• **DESCRIPTION OF THE TASK**
In the listing below, locate the lines that hold the string "Engineering". Copy those lines.

* start DATA PROVIDED *

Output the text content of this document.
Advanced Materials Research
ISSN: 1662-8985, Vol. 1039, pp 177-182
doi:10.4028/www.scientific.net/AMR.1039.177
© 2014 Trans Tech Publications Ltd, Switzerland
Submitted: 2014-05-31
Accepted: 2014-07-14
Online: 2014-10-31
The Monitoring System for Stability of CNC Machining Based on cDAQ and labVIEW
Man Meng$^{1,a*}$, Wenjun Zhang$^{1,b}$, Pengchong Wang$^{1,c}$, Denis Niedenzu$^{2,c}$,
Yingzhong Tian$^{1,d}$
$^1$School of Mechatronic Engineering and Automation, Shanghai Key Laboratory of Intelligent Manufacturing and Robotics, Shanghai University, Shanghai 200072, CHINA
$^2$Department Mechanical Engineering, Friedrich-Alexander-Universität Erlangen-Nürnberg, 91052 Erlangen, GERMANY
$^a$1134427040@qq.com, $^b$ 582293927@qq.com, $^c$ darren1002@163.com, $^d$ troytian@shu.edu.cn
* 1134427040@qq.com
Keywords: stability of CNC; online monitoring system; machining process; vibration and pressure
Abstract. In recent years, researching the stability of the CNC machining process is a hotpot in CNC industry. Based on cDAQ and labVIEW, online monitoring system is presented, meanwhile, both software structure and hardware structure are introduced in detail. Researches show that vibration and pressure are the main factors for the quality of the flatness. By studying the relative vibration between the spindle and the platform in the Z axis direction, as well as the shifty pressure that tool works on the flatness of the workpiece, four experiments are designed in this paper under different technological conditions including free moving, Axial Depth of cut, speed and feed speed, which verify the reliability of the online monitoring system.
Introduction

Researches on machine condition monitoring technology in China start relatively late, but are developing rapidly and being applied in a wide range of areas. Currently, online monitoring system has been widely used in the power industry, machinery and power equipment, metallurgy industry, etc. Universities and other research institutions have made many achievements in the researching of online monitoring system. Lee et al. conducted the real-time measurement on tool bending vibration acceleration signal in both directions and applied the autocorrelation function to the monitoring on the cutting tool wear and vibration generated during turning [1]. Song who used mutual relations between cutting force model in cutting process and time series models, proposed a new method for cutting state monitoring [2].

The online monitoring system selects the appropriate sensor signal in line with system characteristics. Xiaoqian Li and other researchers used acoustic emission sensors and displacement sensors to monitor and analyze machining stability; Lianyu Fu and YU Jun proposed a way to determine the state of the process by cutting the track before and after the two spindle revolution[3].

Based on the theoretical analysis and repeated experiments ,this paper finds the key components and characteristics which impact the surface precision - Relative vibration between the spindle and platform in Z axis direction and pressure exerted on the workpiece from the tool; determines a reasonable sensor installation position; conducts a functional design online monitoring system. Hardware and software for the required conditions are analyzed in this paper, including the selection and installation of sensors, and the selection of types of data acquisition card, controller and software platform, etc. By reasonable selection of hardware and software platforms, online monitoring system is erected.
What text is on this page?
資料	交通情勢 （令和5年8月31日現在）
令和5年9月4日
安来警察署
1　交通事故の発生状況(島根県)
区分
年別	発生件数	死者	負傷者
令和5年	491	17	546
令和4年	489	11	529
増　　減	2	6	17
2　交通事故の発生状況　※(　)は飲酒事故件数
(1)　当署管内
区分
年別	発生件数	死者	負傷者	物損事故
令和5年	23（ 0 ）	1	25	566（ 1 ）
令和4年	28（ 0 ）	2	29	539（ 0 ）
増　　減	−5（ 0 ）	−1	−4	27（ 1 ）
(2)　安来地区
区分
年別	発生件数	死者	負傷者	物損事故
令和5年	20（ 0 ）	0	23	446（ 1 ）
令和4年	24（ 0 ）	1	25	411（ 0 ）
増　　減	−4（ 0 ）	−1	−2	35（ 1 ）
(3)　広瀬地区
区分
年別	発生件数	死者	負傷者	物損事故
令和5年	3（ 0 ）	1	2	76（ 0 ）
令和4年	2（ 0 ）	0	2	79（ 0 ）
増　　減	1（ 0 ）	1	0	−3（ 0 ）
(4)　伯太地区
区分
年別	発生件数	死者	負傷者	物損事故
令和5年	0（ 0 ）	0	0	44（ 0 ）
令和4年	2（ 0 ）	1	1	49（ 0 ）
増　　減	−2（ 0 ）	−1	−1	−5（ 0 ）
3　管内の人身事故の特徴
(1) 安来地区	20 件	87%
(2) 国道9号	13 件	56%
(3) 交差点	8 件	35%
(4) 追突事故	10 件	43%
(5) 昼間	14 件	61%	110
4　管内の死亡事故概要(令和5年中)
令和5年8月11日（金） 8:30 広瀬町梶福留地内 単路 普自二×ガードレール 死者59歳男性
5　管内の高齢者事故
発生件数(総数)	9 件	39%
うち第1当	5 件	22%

* end DATA PROVIDED *

• **EXPECTED OUTPUT**
$^1$School of Mechatronic Engineering and Automation, Shanghai Key Laboratory of Intelligent Manufacturing and Robotics, Shanghai University, Shanghai 200072, CHINA
$^2$Department Mechanical Engineering, Friedrich-Alexander-Universität Erlangen-Nürnberg, 91052 Erlangen, GERMANY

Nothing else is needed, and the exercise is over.